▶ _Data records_
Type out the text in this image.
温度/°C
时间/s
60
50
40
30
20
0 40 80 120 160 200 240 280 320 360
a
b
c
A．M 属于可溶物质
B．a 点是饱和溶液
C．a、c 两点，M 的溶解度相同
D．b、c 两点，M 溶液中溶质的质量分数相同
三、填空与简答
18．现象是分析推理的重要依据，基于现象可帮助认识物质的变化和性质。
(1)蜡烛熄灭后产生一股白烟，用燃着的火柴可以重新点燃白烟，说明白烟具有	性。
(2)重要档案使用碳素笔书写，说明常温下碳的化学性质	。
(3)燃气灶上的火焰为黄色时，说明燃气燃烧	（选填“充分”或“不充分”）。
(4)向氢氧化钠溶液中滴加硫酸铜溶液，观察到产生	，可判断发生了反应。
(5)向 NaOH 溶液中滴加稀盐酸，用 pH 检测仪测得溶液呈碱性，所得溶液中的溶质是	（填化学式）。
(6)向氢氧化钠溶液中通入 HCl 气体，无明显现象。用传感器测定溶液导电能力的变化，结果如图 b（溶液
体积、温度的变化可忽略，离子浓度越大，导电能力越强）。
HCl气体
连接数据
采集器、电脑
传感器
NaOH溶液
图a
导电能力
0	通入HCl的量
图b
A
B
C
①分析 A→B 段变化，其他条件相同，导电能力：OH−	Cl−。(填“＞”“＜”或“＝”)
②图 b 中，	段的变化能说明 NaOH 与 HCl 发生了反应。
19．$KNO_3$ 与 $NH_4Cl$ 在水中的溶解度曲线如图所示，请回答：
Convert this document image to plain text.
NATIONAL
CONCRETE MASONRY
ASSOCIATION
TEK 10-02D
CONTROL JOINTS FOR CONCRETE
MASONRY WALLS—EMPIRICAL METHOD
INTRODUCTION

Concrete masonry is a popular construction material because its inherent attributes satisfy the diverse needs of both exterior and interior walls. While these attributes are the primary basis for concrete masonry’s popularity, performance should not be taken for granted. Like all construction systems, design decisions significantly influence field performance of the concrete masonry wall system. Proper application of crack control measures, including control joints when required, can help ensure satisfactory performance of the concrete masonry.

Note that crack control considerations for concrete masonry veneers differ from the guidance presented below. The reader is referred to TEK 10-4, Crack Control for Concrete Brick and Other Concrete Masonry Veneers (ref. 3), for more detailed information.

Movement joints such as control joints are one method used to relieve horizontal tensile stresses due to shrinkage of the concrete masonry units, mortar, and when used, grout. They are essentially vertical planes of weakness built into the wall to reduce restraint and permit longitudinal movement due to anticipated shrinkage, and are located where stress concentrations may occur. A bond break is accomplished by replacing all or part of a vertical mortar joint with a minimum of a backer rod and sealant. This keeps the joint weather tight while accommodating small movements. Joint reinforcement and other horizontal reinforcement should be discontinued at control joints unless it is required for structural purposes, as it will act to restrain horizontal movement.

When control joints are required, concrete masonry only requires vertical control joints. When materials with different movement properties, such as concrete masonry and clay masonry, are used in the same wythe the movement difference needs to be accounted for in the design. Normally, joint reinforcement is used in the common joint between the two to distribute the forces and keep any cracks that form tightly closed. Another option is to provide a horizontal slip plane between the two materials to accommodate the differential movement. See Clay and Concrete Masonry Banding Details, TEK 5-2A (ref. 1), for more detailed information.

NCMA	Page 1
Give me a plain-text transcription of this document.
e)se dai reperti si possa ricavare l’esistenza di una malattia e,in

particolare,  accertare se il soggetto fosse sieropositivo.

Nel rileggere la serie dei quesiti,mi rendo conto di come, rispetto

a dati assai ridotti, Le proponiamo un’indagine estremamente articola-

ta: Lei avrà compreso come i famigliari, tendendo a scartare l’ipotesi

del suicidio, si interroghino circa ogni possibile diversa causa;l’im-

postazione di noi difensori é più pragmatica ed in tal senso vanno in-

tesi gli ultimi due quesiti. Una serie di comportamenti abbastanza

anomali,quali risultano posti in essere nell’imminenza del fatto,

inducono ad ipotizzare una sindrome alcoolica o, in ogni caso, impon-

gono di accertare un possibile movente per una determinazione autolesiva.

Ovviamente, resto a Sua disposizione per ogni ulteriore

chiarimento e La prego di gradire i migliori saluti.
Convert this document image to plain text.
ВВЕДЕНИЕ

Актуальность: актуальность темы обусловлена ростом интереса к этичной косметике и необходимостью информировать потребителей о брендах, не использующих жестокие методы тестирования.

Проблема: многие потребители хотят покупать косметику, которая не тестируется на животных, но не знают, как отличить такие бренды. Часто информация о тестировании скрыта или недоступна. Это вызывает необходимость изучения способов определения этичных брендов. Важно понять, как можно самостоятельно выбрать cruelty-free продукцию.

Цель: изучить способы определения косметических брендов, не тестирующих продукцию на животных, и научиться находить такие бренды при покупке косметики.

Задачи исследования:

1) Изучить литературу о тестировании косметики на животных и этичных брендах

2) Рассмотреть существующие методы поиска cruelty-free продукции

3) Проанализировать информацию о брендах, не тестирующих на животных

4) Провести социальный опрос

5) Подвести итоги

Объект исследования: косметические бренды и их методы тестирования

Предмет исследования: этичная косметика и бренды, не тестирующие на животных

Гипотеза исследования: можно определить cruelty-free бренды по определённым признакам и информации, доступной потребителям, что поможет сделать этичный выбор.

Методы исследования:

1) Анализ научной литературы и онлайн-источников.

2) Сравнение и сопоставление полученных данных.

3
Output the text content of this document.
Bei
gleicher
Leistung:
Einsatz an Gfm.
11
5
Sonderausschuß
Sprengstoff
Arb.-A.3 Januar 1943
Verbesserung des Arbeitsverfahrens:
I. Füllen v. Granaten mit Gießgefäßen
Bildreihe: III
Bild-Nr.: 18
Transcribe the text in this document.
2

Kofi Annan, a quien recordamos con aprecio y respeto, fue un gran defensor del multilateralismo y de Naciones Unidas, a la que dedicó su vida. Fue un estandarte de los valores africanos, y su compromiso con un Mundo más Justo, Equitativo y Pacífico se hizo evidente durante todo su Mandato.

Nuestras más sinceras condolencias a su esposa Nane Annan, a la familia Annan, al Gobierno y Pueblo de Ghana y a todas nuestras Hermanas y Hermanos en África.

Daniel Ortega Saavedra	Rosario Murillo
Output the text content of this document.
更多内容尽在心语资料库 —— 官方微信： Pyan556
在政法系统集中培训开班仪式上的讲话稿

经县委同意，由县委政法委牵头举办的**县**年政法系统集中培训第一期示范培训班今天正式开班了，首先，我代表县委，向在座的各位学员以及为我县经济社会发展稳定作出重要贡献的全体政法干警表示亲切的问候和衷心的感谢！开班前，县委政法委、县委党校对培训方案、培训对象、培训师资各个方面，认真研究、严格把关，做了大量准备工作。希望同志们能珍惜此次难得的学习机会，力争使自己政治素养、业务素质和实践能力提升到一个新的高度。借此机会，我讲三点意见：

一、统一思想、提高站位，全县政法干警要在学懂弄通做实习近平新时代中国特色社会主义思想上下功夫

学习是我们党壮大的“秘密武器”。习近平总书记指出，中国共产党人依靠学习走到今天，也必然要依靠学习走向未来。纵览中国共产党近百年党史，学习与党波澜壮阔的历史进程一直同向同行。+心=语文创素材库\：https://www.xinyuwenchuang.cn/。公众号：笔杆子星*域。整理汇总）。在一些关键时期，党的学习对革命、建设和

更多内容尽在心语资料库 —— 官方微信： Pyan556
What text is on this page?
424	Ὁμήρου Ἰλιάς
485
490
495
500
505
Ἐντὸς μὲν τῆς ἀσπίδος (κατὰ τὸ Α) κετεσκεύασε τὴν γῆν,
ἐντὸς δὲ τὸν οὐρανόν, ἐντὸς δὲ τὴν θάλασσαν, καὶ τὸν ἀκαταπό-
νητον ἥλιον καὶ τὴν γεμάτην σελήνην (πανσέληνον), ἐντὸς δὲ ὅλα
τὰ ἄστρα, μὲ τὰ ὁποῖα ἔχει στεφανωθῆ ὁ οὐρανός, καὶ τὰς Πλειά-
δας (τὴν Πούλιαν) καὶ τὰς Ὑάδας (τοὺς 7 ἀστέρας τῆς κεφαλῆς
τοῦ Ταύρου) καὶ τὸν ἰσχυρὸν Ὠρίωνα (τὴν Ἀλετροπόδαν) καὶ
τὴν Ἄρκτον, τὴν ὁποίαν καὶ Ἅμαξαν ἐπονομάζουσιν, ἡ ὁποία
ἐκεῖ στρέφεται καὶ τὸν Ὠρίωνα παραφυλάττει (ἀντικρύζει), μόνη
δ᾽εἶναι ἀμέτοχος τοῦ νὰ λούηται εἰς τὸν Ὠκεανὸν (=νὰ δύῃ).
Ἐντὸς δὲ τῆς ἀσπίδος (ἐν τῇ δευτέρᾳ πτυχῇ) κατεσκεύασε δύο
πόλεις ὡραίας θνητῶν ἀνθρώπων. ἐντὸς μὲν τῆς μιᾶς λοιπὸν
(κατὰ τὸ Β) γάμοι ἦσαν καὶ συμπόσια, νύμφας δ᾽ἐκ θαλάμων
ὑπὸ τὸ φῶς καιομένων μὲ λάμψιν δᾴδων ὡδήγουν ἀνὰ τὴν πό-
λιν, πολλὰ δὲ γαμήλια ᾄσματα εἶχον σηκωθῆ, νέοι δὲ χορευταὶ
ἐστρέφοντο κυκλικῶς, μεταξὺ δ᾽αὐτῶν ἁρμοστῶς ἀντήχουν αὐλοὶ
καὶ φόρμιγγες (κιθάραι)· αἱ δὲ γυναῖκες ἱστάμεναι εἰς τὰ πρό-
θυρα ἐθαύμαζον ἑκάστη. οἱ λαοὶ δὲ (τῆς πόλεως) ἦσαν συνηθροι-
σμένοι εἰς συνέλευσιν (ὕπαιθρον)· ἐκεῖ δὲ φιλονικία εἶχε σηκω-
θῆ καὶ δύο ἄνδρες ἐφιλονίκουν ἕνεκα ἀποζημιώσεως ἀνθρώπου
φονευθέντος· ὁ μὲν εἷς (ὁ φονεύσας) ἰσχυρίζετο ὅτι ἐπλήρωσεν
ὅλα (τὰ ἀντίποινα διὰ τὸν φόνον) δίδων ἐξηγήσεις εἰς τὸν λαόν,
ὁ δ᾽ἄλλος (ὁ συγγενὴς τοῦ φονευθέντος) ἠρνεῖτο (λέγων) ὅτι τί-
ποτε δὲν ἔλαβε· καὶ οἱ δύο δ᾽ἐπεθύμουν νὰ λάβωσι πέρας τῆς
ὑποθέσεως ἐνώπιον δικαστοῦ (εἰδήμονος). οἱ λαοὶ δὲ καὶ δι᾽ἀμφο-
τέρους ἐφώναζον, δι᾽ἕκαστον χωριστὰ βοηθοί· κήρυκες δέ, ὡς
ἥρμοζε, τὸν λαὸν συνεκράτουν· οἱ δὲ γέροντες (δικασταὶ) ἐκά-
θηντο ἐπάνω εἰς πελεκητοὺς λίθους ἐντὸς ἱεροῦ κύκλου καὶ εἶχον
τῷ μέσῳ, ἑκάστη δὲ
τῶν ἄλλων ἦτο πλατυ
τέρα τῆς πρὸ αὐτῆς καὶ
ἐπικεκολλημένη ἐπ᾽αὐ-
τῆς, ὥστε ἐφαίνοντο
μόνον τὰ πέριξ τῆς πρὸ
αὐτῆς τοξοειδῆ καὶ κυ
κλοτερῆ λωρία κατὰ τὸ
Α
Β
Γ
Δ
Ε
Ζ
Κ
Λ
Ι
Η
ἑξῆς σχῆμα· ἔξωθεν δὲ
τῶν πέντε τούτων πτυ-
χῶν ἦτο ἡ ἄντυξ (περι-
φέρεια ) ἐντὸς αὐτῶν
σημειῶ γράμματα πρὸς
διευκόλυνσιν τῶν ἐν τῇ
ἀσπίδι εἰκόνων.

▶ _DIRECTIONS_
Pull out every line containing "reinforcement".

▶ _RESPONSE_
Movement joints such as control joints are one method used to relieve horizontal tensile stresses due to shrinkage of the concrete masonry units, mortar, and when used, grout. They are essentially vertical planes of weakness built into the wall to reduce restraint and permit longitudinal movement due to anticipated shrinkage, and are located where stress concentrations may occur. A bond break is accomplished by replacing all or part of a vertical mortar joint with a minimum of a backer rod and sealant. This keeps the joint weather tight while accommodating small movements. Joint reinforcement and other horizontal reinforcement should be discontinued at control joints unless it is required for structural purposes, as it will act to restrain horizontal movement.
When control joints are required, concrete masonry only requires vertical control joints. When materials with different movement properties, such as concrete masonry and clay masonry, are used in the same wythe the movement difference needs to be accounted for in the design. Normally, joint reinforcement is used in the common joint between the two to distribute the forces and keep any cracks that form tightly closed. Another option is to provide a horizontal slip plane between the two materials to accommodate the differential movement. See Clay and Concrete Masonry Banding Details, TEK 5-2A (ref. 1), for more detailed information.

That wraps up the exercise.